### Given exercise
Your task is to transcribe all of the data below exactly, omitting the images.

Data entries
■ ■ ■ ■ ■ ■ ■

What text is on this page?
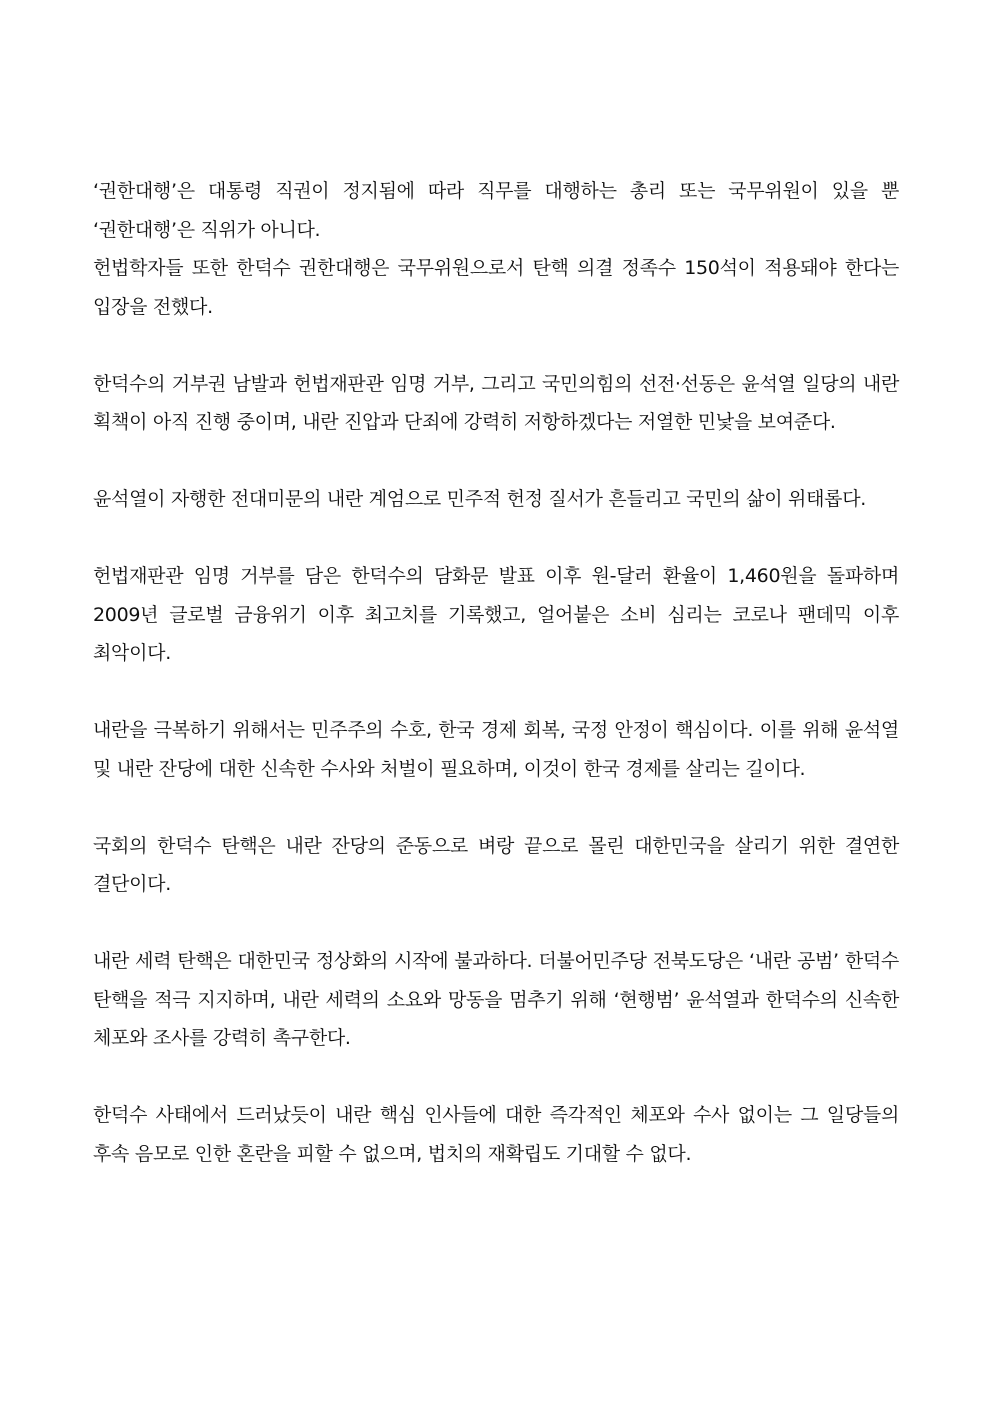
‘권한대행’은 대통령 직권이 정지됨에 따라 직무를 대행하는 총리 또는 국무위원이 있을 뿐 ‘권한대행’은 직위가 아니다.

헌법학자들 또한 한덕수 권한대행은 국무위원으로서 탄핵 의결 정족수 150석이 적용돼야 한다는 입장을 전했다.

한덕수의 거부권 남발과 헌법재판관 임명 거부, 그리고 국민의힘의 선전·선동은 윤석열 일당의 내란 획책이 아직 진행 중이며, 내란 진압과 단죄에 강력히 저항하겠다는 저열한 민낯을 보여준다.

윤석열이 자행한 전대미문의 내란 계엄으로 민주적 헌정 질서가 흔들리고 국민의 삶이 위태롭다.

헌법재판관 임명 거부를 담은 한덕수의 담화문 발표 이후 원-달러 환율이 1,460원을 돌파하며 2009년 글로벌 금융위기 이후 최고치를 기록했고, 얼어붙은 소비 심리는 코로나 팬데믹 이후 최악이다.

내란을 극복하기 위해서는 민주주의 수호, 한국 경제 회복, 국정 안정이 핵심이다. 이를 위해 윤석열 및 내란 잔당에 대한 신속한 수사와 처벌이 필요하며, 이것이 한국 경제를 살리는 길이다.

국회의 한덕수 탄핵은 내란 잔당의 준동으로 벼랑 끝으로 몰린 대한민국을 살리기 위한 결연한 결단이다.

내란 세력 탄핵은 대한민국 정상화의 시작에 불과하다. 더불어민주당 전북도당은 ‘내란 공범’ 한덕수 탄핵을 적극 지지하며, 내란 세력의 소요와 망동을 멈추기 위해 ‘현행범’ 윤석열과 한덕수의 신속한 체포와 조사를 강력히 촉구한다.

한덕수 사태에서 드러났듯이 내란 핵심 인사들에 대한 즉각적인 체포와 수사 없이는 그 일당들의 후속 음모로 인한 혼란을 피할 수 없으며, 법치의 재확립도 기대할 수 없다.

■ ■ ■ ■ ■ ■ ■

### Task result
What text is on this page?
‘권한대행’은 대통령 직권이 정지됨에 따라 직무를 대행하는 총리 또는 국무위원이 있을 뿐 ‘권한대행’은 직위가 아니다.

헌법학자들 또한 한덕수 권한대행은 국무위원으로서 탄핵 의결 정족수 150석이 적용돼야 한다는 입장을 전했다.

한덕수의 거부권 남발과 헌법재판관 임명 거부, 그리고 국민의힘의 선전·선동은 윤석열 일당의 내란 획책이 아직 진행 중이며, 내란 진압과 단죄에 강력히 저항하겠다는 저열한 민낯을 보여준다.

윤석열이 자행한 전대미문의 내란 계엄으로 민주적 헌정 질서가 흔들리고 국민의 삶이 위태롭다.

헌법재판관 임명 거부를 담은 한덕수의 담화문 발표 이후 원-달러 환율이 1,460원을 돌파하며 2009년 글로벌 금융위기 이후 최고치를 기록했고, 얼어붙은 소비 심리는 코로나 팬데믹 이후 최악이다.

내란을 극복하기 위해서는 민주주의 수호, 한국 경제 회복, 국정 안정이 핵심이다. 이를 위해 윤석열 및 내란 잔당에 대한 신속한 수사와 처벌이 필요하며, 이것이 한국 경제를 살리는 길이다.

국회의 한덕수 탄핵은 내란 잔당의 준동으로 벼랑 끝으로 몰린 대한민국을 살리기 위한 결연한 결단이다.

내란 세력 탄핵은 대한민국 정상화의 시작에 불과하다. 더불어민주당 전북도당은 ‘내란 공범’ 한덕수 탄핵을 적극 지지하며, 내란 세력의 소요와 망동을 멈추기 위해 ‘현행범’ 윤석열과 한덕수의 신속한 체포와 조사를 강력히 촉구한다.

한덕수 사태에서 드러났듯이 내란 핵심 인사들에 대한 즉각적인 체포와 수사 없이는 그 일당들의 후속 음모로 인한 혼란을 피할 수 없으며, 법치의 재확립도 기대할 수 없다.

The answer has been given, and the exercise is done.